##### Information supplied #####

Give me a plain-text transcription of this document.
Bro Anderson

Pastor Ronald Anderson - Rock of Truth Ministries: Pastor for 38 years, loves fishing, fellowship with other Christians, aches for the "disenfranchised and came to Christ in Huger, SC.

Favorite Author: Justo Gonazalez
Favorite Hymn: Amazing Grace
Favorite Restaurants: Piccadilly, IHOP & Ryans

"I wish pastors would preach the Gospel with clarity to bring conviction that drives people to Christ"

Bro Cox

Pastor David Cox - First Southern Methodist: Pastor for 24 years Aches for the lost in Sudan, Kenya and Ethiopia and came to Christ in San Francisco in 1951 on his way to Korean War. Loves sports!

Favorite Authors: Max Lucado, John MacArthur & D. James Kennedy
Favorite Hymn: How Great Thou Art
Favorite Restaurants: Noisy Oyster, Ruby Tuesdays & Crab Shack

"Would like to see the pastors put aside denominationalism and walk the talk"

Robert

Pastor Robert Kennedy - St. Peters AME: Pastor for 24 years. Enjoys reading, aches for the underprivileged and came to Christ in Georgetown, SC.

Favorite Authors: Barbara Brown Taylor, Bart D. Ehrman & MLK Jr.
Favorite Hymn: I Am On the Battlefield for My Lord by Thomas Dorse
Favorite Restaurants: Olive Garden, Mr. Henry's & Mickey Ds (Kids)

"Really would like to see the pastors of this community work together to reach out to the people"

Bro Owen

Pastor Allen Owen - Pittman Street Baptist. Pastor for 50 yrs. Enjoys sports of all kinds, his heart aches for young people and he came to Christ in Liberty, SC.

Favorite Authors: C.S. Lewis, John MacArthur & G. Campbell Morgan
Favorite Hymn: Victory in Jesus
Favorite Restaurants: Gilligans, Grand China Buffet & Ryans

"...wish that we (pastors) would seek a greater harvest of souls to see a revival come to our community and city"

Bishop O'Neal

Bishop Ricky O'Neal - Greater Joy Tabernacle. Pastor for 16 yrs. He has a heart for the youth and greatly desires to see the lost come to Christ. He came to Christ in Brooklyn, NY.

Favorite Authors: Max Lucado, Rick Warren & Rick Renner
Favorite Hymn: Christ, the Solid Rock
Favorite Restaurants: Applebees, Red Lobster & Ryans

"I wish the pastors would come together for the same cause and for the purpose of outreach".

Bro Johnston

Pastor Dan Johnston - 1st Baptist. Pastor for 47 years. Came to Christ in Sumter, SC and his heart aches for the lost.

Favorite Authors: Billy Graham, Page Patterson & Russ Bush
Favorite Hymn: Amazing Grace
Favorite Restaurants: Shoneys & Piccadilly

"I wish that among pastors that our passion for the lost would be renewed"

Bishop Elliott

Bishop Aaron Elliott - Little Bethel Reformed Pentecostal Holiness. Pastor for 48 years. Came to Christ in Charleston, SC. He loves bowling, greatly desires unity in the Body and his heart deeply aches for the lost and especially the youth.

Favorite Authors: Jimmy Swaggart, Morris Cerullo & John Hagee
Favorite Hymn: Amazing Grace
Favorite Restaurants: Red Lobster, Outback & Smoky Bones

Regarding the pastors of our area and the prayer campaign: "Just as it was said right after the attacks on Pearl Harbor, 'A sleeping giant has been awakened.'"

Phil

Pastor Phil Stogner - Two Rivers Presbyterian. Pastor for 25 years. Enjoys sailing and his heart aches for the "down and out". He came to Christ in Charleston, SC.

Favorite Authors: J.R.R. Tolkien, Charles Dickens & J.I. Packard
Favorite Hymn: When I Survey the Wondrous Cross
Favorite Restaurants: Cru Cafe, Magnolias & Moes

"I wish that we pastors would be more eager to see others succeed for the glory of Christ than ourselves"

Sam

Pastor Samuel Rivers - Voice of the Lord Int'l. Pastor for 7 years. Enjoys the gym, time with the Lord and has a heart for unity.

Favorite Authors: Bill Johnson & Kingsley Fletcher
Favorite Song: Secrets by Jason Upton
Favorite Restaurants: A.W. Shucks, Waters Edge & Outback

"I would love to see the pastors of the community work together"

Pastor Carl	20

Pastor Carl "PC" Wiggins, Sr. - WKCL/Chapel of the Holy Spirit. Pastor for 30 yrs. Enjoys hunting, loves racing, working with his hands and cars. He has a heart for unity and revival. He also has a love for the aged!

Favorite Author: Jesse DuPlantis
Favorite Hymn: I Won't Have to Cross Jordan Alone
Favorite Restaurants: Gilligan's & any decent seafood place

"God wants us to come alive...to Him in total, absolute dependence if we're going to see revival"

#####
##### Information supplied #####

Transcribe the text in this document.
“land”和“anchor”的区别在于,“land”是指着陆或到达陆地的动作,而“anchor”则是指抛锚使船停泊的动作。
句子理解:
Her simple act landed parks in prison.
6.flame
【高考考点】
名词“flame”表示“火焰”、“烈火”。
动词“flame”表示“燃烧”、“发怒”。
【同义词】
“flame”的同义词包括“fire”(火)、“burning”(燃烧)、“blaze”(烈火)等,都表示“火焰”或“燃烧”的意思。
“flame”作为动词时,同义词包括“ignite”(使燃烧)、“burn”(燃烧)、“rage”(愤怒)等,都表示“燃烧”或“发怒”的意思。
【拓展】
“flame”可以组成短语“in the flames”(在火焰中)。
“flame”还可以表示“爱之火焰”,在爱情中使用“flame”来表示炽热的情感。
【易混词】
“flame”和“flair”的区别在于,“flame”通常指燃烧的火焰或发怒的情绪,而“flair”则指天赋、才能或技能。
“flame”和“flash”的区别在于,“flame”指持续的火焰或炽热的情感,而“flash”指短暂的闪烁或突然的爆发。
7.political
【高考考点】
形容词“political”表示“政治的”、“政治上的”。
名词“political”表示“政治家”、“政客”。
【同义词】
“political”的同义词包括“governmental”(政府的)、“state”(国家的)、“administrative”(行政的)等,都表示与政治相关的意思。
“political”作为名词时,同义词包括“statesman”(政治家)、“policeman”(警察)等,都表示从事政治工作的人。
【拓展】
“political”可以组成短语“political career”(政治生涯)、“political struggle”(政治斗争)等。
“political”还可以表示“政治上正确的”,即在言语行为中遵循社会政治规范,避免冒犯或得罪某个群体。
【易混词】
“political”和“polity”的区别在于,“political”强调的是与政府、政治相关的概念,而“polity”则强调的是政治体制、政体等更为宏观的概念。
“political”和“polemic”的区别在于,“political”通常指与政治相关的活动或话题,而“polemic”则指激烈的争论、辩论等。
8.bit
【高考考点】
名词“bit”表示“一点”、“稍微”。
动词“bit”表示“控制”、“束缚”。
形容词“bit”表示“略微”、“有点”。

#####

- [What is needed] Find the lines holding "的同义词包括" and list every one.

- [Result for this exercise]
“flame”的同义词包括“fire”(火)、“burning”(燃烧)、“blaze”(烈火)等,都表示“火焰”或“燃烧”的意思。
“political”的同义词包括“governmental”(政府的)、“state”(国家的)、“administrative”(行政的)等,都表示与政治相关的意思。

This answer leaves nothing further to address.